# EXTRACTED RECORDS start

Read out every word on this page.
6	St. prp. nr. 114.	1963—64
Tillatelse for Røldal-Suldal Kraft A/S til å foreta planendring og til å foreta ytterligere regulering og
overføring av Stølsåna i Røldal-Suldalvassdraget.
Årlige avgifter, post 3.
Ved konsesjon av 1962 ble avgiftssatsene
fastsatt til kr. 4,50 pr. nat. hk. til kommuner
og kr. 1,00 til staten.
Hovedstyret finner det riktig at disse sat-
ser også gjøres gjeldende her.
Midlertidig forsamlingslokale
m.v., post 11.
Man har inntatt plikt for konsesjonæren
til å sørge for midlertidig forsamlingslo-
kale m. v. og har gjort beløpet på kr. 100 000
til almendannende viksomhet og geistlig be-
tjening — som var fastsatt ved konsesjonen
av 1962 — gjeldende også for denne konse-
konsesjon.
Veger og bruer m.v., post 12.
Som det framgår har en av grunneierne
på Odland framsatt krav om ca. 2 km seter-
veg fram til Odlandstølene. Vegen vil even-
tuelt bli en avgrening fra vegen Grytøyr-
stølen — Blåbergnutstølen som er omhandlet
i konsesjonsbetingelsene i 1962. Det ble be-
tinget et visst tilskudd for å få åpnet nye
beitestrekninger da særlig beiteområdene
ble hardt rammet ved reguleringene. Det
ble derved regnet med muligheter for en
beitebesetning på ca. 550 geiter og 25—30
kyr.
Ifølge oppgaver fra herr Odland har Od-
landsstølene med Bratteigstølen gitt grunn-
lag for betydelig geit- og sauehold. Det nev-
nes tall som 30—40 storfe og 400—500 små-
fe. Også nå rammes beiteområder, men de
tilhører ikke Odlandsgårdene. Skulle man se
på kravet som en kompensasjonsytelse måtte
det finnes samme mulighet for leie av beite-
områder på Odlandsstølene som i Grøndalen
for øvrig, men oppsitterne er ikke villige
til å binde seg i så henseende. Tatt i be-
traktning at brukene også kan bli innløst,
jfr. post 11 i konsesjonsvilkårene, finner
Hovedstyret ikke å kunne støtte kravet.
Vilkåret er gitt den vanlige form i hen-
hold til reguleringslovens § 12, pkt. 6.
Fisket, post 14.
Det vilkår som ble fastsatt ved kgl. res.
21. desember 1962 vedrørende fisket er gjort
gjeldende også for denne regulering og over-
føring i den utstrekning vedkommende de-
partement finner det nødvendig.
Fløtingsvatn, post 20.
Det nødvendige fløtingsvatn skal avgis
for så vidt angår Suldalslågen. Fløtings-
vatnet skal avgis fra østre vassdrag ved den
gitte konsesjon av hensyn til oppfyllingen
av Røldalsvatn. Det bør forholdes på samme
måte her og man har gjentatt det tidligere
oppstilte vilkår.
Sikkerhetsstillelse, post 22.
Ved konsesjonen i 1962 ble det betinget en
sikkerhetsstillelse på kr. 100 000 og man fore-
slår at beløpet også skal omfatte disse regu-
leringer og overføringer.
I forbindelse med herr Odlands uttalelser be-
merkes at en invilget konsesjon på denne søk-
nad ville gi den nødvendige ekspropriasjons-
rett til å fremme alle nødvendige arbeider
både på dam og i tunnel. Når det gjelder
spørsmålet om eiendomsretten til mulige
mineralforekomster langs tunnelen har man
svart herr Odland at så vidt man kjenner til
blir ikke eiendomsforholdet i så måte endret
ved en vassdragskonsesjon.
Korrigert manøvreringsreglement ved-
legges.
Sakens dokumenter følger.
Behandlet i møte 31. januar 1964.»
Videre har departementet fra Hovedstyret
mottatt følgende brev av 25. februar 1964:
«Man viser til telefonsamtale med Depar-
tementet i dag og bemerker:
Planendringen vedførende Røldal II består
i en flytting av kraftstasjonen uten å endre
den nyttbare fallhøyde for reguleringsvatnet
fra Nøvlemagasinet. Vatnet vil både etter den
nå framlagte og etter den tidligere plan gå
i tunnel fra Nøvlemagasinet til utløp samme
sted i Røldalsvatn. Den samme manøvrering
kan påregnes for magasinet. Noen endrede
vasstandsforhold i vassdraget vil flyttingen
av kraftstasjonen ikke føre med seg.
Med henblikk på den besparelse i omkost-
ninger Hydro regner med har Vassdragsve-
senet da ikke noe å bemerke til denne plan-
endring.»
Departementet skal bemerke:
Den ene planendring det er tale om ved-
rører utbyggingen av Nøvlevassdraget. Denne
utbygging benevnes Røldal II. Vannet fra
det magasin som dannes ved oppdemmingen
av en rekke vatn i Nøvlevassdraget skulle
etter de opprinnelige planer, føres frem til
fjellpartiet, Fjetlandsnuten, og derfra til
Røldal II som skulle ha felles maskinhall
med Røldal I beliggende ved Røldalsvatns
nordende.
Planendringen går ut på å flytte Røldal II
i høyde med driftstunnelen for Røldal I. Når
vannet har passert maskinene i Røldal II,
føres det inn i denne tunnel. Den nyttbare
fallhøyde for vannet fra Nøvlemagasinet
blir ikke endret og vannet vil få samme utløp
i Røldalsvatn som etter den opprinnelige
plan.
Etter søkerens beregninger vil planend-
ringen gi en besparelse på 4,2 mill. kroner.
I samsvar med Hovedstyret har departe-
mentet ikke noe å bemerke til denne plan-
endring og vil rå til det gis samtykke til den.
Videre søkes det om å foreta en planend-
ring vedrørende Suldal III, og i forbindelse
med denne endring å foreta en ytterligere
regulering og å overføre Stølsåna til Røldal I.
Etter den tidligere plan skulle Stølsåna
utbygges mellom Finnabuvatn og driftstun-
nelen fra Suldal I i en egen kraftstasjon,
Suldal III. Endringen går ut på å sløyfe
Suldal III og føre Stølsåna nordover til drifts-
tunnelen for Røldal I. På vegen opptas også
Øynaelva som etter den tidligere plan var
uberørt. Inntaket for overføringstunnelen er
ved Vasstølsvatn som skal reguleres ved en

# EXTRACTED RECORDS end

→ **WRITTEN PROBLEM**
In how many lines of the data does the string "føres" appear? Give only the number.

→ **WRITTEN SOLUTION**
2